» **Data lines**:
┌────────
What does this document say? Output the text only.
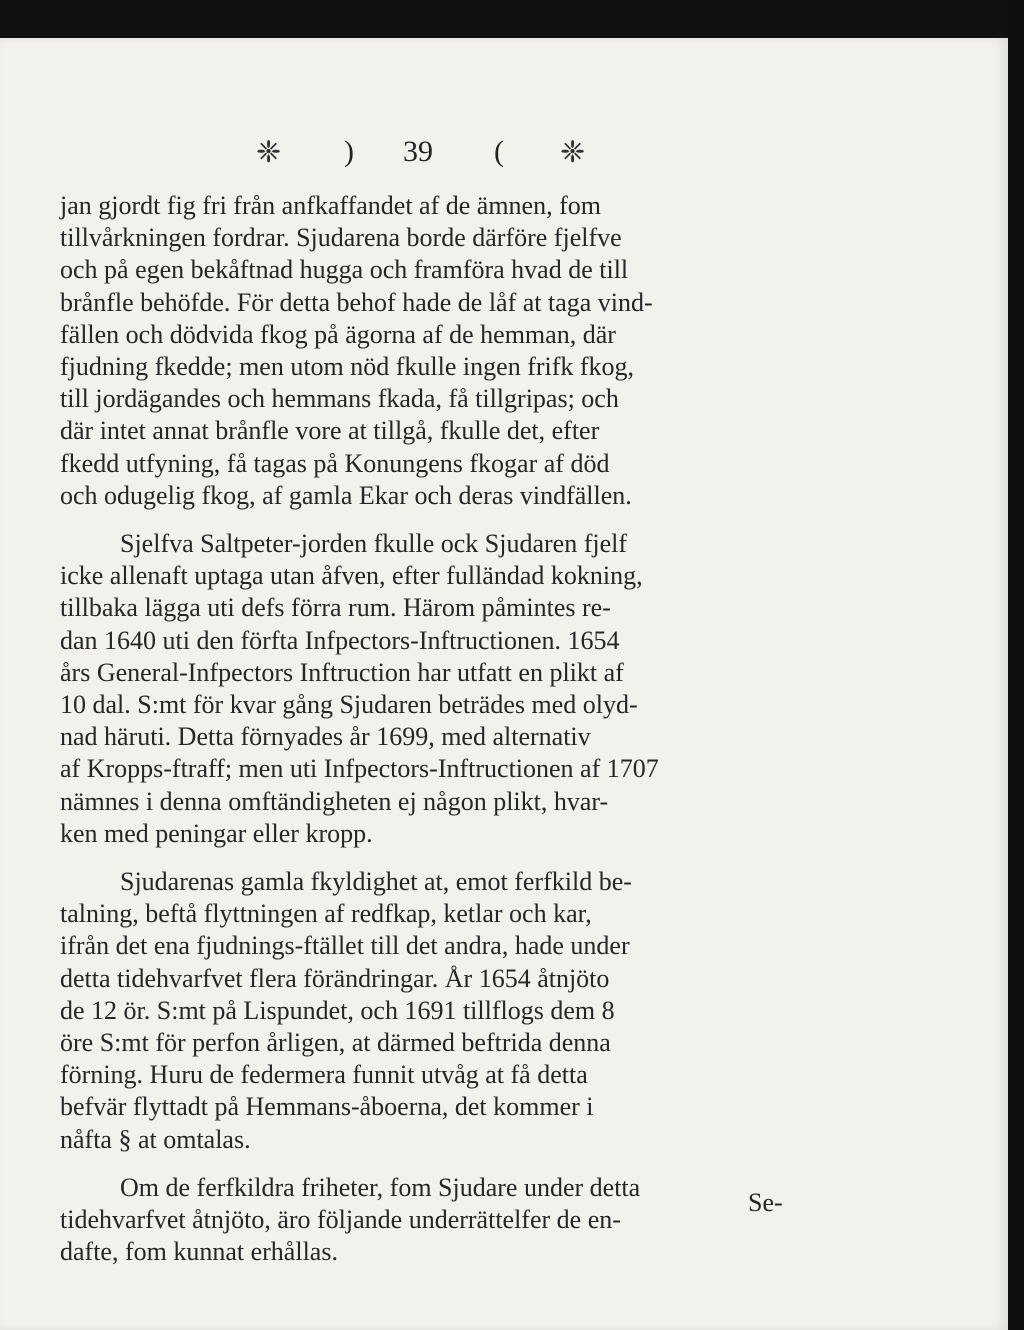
❈ ) 39 ( ❈

jan gjordt fig fri från anfkaffandet af de ämnen, fom

tillvårkningen fordrar. Sjudarena borde därföre fjelfve

och på egen bekåftnad hugga och framföra hvad de till

brånfle behöfde. För detta behof hade de låf at taga vind-

fällen och dödvida fkog på ägorna af de hemman, där

fjudning fkedde; men utom nöd fkulle ingen frifk fkog,

till jordägandes och hemmans fkada, få tillgripas; och

där intet annat brånfle vore at tillgå, fkulle det, efter

fkedd utfyning, få tagas på Konungens fkogar af död

och odugelig fkog, af gamla Ekar och deras vindfällen.

Sjelfva Saltpeter-jorden fkulle ock Sjudaren fjelf

icke allenaft uptaga utan åfven, efter fulländad kokning,

tillbaka lägga uti defs förra rum. Härom påmintes re-

dan 1640 uti den förfta Infpectors-Inftructionen. 1654

års General-Infpectors Inftruction har utfatt en plikt af

10 dal. S:mt för kvar gång Sjudaren beträdes med olyd-

nad häruti. Detta förnyades år 1699, med alternativ

af Kropps-ftraff; men uti Infpectors-Inftructionen af 1707

nämnes i denna omftändigheten ej någon plikt, hvar-

ken med peningar eller kropp.

Sjudarenas gamla fkyldighet at, emot ferfkild be-

talning, beftå flyttningen af redfkap, ketlar och kar,

ifrån det ena fjudnings-ftället till det andra, hade under

detta tidehvarfvet flera förändringar. År 1654 åtnjöto

de 12 ör. S:mt på Lispundet, och 1691 tillflogs dem 8

öre S:mt för perfon årligen, at därmed beftrida denna

förning. Huru de federmera funnit utvåg at få detta

befvär flyttadt på Hemmans-åboerna, det kommer i

nåfta § at omtalas.

Om de ferfkildra friheter, fom Sjudare under detta

tidehvarfvet åtnjöto, äro följande underrättelfer de en-

dafte, fom kunnat erhållas.

Se-
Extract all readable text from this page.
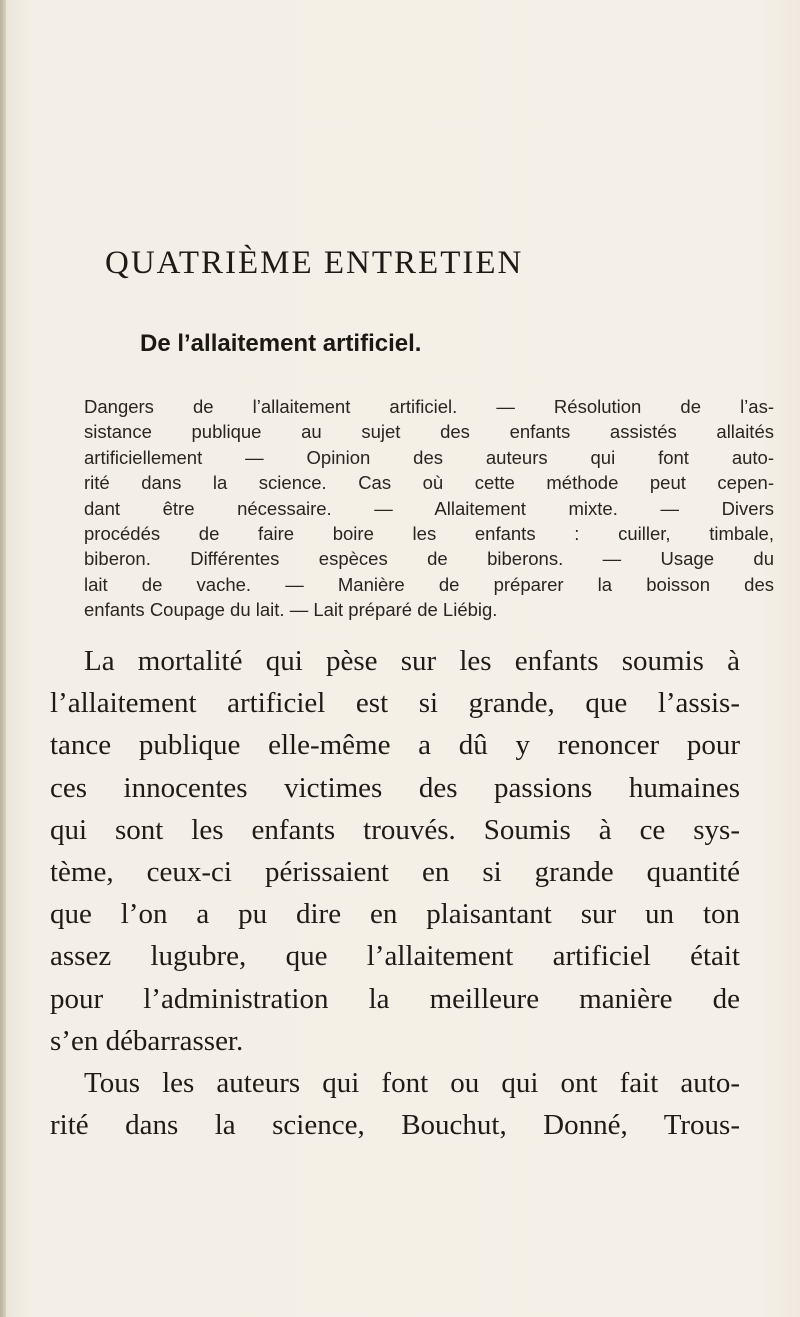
QUATRIÈME ENTRETIEN
De l’allaitement artificiel.
Dangers de l’allaitement artificiel. — Résolution de l’as-
sistance publique au sujet des enfants assistés allaités
artificiellement — Opinion des auteurs qui font auto-
rité dans la science. Cas où cette méthode peut cepen-
dant être nécessaire. — Allaitement mixte. — Divers
procédés de faire boire les enfants : cuiller, timbale,
biberon. Différentes espèces de biberons. — Usage du
lait de vache. — Manière de préparer la boisson des
enfants Coupage du lait. — Lait préparé de Liébig.
La mortalité qui pèse sur les enfants soumis à
l’allaitement artificiel est si grande, que l’assis-
tance publique elle-même a dû y renoncer pour
ces innocentes victimes des passions humaines
qui sont les enfants trouvés. Soumis à ce sys-
tème, ceux-ci périssaient en si grande quantité
que l’on a pu dire en plaisantant sur un ton
assez lugubre, que l’allaitement artificiel était
pour l’administration la meilleure manière de
s’en débarrasser.
Tous les auteurs qui font ou qui ont fait auto-
rité dans la science, Bouchut, Donné, Trous-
└────────
» **Short task**: Verbatim reproduction of every record is required; images are left out.

» **Exercise result**:
What does this document say? Output the text only.
❈ ) 39 ( ❈

jan gjordt fig fri från anfkaffandet af de ämnen, fom

tillvårkningen fordrar. Sjudarena borde därföre fjelfve

och på egen bekåftnad hugga och framföra hvad de till

brånfle behöfde. För detta behof hade de låf at taga vind-

fällen och dödvida fkog på ägorna af de hemman, där

fjudning fkedde; men utom nöd fkulle ingen frifk fkog,

till jordägandes och hemmans fkada, få tillgripas; och

där intet annat brånfle vore at tillgå, fkulle det, efter

fkedd utfyning, få tagas på Konungens fkogar af död

och odugelig fkog, af gamla Ekar och deras vindfällen.

Sjelfva Saltpeter-jorden fkulle ock Sjudaren fjelf

icke allenaft uptaga utan åfven, efter fulländad kokning,

tillbaka lägga uti defs förra rum. Härom påmintes re-

dan 1640 uti den förfta Infpectors-Inftructionen. 1654

års General-Infpectors Inftruction har utfatt en plikt af

10 dal. S:mt för kvar gång Sjudaren beträdes med olyd-

nad häruti. Detta förnyades år 1699, med alternativ

af Kropps-ftraff; men uti Infpectors-Inftructionen af 1707

nämnes i denna omftändigheten ej någon plikt, hvar-

ken med peningar eller kropp.

Sjudarenas gamla fkyldighet at, emot ferfkild be-

talning, beftå flyttningen af redfkap, ketlar och kar,

ifrån det ena fjudnings-ftället till det andra, hade under

detta tidehvarfvet flera förändringar. År 1654 åtnjöto

de 12 ör. S:mt på Lispundet, och 1691 tillflogs dem 8

öre S:mt för perfon årligen, at därmed beftrida denna

förning. Huru de federmera funnit utvåg at få detta

befvär flyttadt på Hemmans-åboerna, det kommer i

nåfta § at omtalas.

Om de ferfkildra friheter, fom Sjudare under detta

tidehvarfvet åtnjöto, äro följande underrättelfer de en-

dafte, fom kunnat erhållas.

Se-
Extract all readable text from this page.
QUATRIÈME ENTRETIEN
De l’allaitement artificiel.
Dangers de l’allaitement artificiel. — Résolution de l’as-
sistance publique au sujet des enfants assistés allaités
artificiellement — Opinion des auteurs qui font auto-
rité dans la science. Cas où cette méthode peut cepen-
dant être nécessaire. — Allaitement mixte. — Divers
procédés de faire boire les enfants : cuiller, timbale,
biberon. Différentes espèces de biberons. — Usage du
lait de vache. — Manière de préparer la boisson des
enfants Coupage du lait. — Lait préparé de Liébig.
La mortalité qui pèse sur les enfants soumis à
l’allaitement artificiel est si grande, que l’assis-
tance publique elle-même a dû y renoncer pour
ces innocentes victimes des passions humaines
qui sont les enfants trouvés. Soumis à ce sys-
tème, ceux-ci périssaient en si grande quantité
que l’on a pu dire en plaisantant sur un ton
assez lugubre, que l’allaitement artificiel était
pour l’administration la meilleure manière de
s’en débarrasser.
Tous les auteurs qui font ou qui ont fait auto-
rité dans la science, Bouchut, Donné, Trous-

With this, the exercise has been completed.